## Task directions
Wherever the word "page" turns up in a line of the entries, copy that line.
=== Input data ===
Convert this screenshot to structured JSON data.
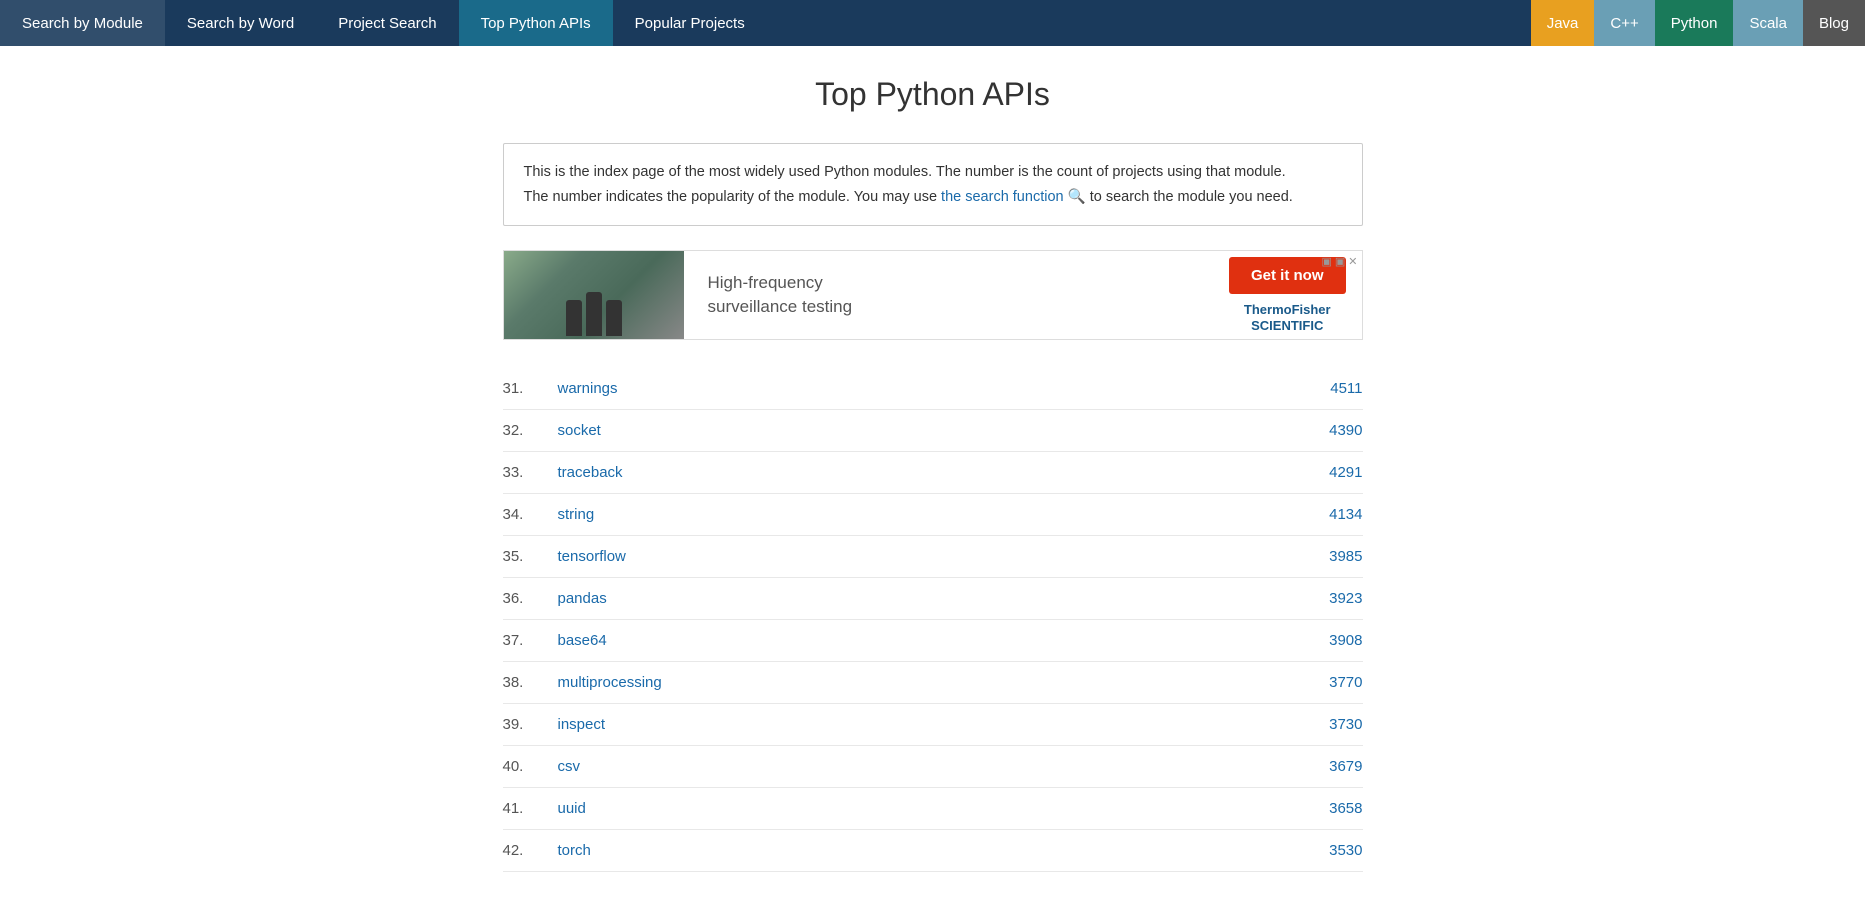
{
  "nav": {
    "items": [
      {
        "label": "Search by Module",
        "active": false
      },
      {
        "label": "Search by Word",
        "active": false
      },
      {
        "label": "Project Search",
        "active": false
      },
      {
        "label": "Top Python APIs",
        "active": true
      },
      {
        "label": "Popular Projects",
        "active": false
      }
    ],
    "lang_items": [
      {
        "label": "Java",
        "class": "java"
      },
      {
        "label": "C++",
        "class": "cpp"
      },
      {
        "label": "Python",
        "class": "python"
      },
      {
        "label": "Scala",
        "class": "scala"
      },
      {
        "label": "Blog",
        "class": "blog"
      }
    ]
  },
  "page": {
    "title": "Top Python APIs",
    "description_part1": "This is the index page of the most widely used Python modules. The number is the count of projects using that module.",
    "description_part2": "The number indicates the popularity of the module. You may use ",
    "description_link": "the search function",
    "description_part3": " to search the module you need.",
    "search_icon": "🔍"
  },
  "ad": {
    "text": "High-frequency\nsurveillance testing",
    "button_label": "Get it now",
    "brand_line1": "Thermo Fisher",
    "brand_line2": "SCIENTIFIC",
    "close_icons": "▣ ✕"
  },
  "modules": [
    {
      "number": "31.",
      "name": "warnings",
      "count": "4511"
    },
    {
      "number": "32.",
      "name": "socket",
      "count": "4390"
    },
    {
      "number": "33.",
      "name": "traceback",
      "count": "4291"
    },
    {
      "number": "34.",
      "name": "string",
      "count": "4134"
    },
    {
      "number": "35.",
      "name": "tensorflow",
      "count": "3985"
    },
    {
      "number": "36.",
      "name": "pandas",
      "count": "3923"
    },
    {
      "number": "37.",
      "name": "base64",
      "count": "3908"
    },
    {
      "number": "38.",
      "name": "multiprocessing",
      "count": "3770"
    },
    {
      "number": "39.",
      "name": "inspect",
      "count": "3730"
    },
    {
      "number": "40.",
      "name": "csv",
      "count": "3679"
    },
    {
      "number": "41.",
      "name": "uuid",
      "count": "3658"
    },
    {
      "number": "42.",
      "name": "torch",
      "count": "3530"
    }
  ]
}
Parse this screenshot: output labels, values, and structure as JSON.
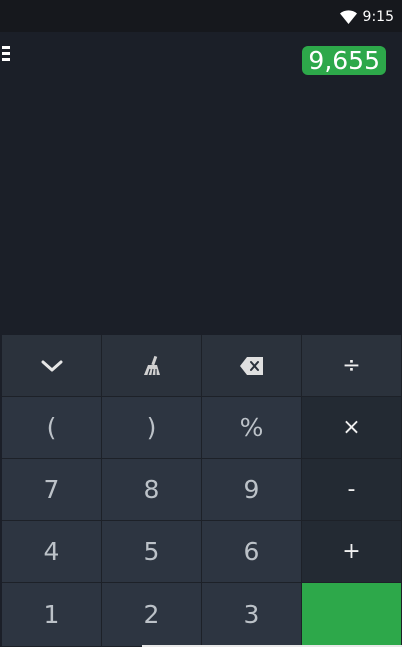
{
  "status_bar": {
    "time": "9:15",
    "wifi_icon": "wifi-icon"
  },
  "display": {
    "menu_icon": "hamburger-menu-icon",
    "result": "9,655",
    "result_color": "#2da84a"
  },
  "keypad": {
    "row1": {
      "collapse_icon": "chevron-down-icon",
      "clear_icon": "broom-icon",
      "backspace_icon": "backspace-icon",
      "divide": "÷"
    },
    "row2": {
      "open_paren": "(",
      "close_paren": ")",
      "percent": "%",
      "multiply": "×"
    },
    "row3": {
      "seven": "7",
      "eight": "8",
      "nine": "9",
      "minus": "-"
    },
    "row4": {
      "four": "4",
      "five": "5",
      "six": "6",
      "plus": "+"
    },
    "row5": {
      "one": "1",
      "two": "2",
      "three": "3"
    },
    "equals_color": "#2da84a"
  }
}
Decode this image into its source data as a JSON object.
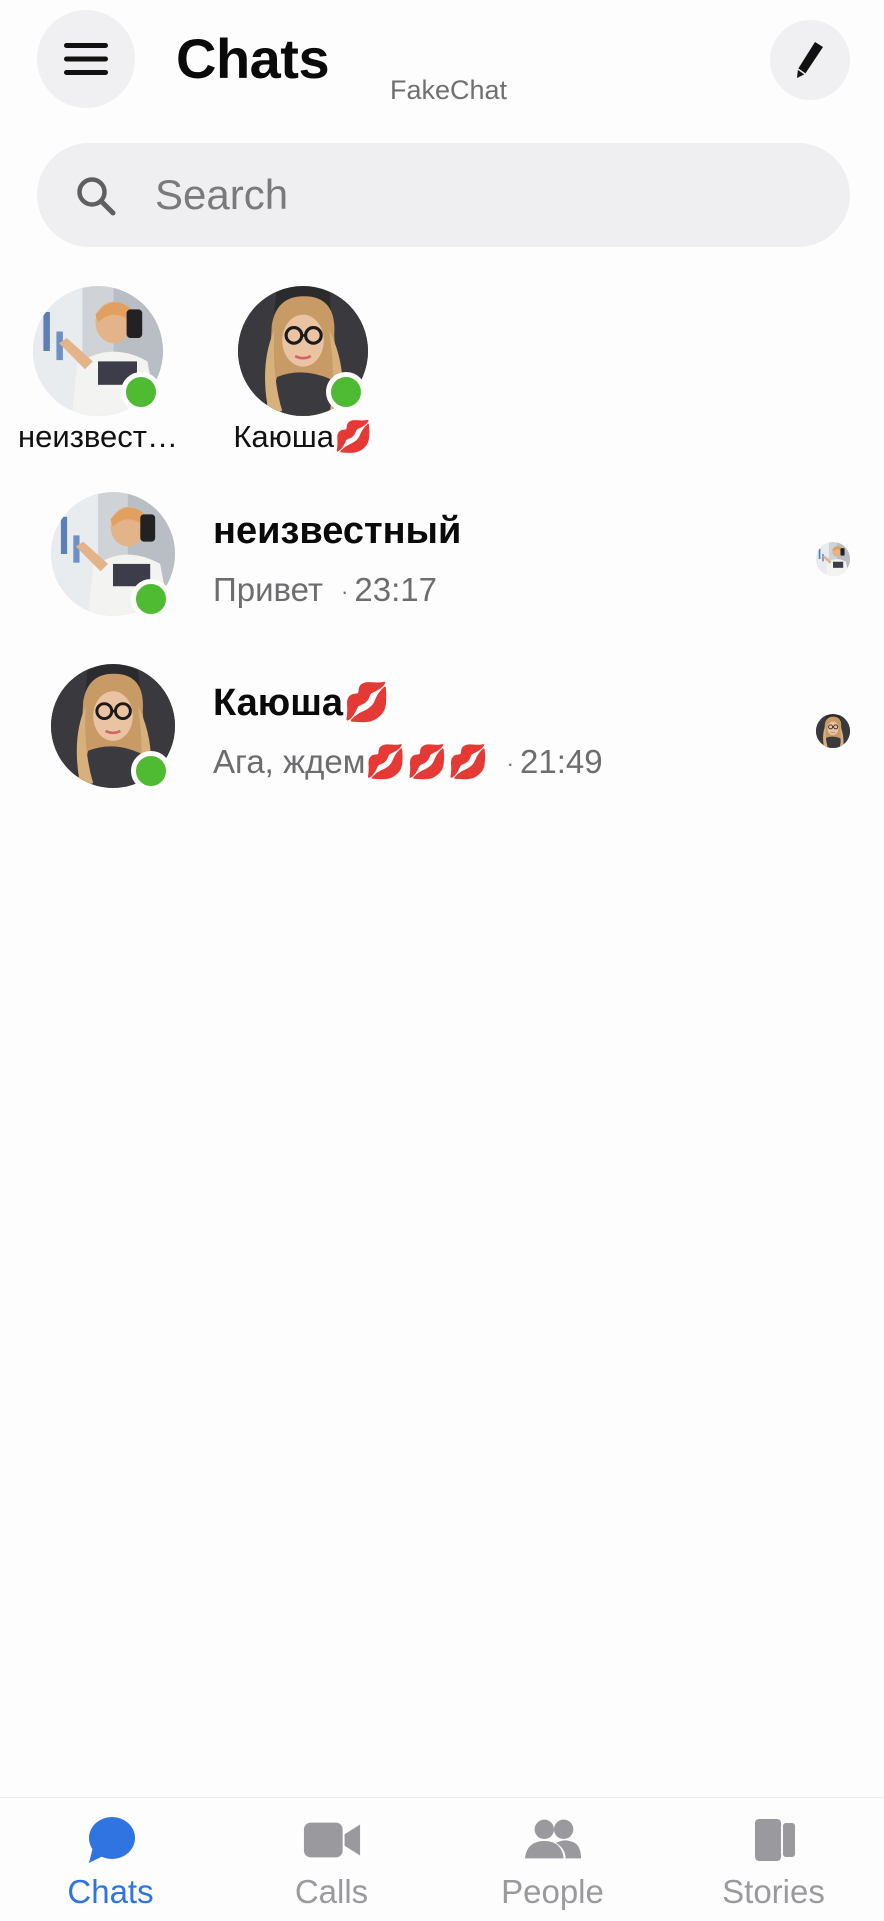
===
## Answer for the task
  "page": {
    "description_part1": "This is the index page of the most widely used Python modules. The number is the count of projects using that module.",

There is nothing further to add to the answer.